▶ [Task description]
Write only the number of lines in the records beneath that hold "here".

▶ [Raw records]
++++++++

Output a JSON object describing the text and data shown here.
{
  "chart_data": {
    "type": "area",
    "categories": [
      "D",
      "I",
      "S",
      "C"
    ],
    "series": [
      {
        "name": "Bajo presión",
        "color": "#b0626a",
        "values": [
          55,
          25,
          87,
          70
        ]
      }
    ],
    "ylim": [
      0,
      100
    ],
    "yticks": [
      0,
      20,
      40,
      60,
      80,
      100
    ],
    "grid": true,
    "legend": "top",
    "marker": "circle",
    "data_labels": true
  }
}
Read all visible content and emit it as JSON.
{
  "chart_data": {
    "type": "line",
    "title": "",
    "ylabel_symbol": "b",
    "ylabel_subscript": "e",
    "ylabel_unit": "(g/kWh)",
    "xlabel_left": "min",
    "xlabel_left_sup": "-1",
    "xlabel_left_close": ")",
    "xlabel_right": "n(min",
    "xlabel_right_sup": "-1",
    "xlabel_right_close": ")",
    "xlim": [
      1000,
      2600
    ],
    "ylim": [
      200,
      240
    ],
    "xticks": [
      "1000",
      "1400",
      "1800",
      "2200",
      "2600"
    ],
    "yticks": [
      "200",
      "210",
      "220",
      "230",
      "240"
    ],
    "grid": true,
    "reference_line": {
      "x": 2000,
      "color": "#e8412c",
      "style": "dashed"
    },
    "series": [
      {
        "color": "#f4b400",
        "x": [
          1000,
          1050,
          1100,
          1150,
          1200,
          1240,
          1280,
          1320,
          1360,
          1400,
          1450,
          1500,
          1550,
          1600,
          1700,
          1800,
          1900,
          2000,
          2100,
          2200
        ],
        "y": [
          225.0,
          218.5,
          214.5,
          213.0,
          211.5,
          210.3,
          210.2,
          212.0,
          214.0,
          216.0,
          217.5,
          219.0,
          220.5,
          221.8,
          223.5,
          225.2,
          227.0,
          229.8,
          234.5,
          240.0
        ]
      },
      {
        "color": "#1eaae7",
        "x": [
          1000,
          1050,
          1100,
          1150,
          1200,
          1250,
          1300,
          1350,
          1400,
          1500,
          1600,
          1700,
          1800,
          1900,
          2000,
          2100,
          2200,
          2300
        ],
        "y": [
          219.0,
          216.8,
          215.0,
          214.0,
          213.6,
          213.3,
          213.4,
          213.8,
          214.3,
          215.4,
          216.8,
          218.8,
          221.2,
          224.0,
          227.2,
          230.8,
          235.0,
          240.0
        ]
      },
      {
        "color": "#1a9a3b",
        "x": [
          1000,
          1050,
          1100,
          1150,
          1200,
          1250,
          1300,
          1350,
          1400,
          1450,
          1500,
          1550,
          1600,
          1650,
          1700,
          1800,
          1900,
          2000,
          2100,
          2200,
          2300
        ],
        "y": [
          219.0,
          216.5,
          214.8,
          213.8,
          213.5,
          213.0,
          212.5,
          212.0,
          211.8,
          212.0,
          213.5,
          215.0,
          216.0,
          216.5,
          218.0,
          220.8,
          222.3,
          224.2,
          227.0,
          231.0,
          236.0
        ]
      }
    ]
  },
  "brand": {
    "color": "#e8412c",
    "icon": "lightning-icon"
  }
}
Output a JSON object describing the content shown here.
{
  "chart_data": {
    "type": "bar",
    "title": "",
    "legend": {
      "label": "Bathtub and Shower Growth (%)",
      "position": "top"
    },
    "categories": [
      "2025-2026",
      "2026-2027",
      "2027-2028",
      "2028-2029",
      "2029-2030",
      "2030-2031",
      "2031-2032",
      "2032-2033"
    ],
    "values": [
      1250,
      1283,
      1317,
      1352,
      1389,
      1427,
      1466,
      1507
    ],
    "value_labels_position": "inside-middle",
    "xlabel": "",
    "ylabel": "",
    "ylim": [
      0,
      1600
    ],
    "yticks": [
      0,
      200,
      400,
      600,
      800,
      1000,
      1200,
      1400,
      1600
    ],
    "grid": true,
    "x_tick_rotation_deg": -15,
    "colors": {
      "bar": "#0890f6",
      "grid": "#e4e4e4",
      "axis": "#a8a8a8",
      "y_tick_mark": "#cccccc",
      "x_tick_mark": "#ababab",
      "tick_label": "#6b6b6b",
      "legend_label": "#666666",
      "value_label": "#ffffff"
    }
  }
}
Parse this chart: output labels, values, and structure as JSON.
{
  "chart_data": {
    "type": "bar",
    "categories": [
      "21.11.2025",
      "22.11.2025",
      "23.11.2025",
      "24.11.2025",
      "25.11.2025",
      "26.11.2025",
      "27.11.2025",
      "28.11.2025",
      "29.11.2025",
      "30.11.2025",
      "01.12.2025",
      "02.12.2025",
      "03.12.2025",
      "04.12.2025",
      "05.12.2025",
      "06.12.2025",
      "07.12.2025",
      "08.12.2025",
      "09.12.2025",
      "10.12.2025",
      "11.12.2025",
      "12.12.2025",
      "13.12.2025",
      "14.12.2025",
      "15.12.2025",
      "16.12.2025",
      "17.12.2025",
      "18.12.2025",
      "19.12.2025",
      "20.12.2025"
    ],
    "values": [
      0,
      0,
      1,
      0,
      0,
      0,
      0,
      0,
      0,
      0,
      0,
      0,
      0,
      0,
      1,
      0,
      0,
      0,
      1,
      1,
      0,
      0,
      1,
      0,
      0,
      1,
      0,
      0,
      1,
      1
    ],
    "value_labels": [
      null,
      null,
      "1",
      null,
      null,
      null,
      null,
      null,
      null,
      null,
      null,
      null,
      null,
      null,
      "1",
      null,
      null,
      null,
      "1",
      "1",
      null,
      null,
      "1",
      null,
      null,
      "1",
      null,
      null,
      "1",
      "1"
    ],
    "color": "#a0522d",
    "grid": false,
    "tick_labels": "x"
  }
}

++++++++

▶ [Expected output]
2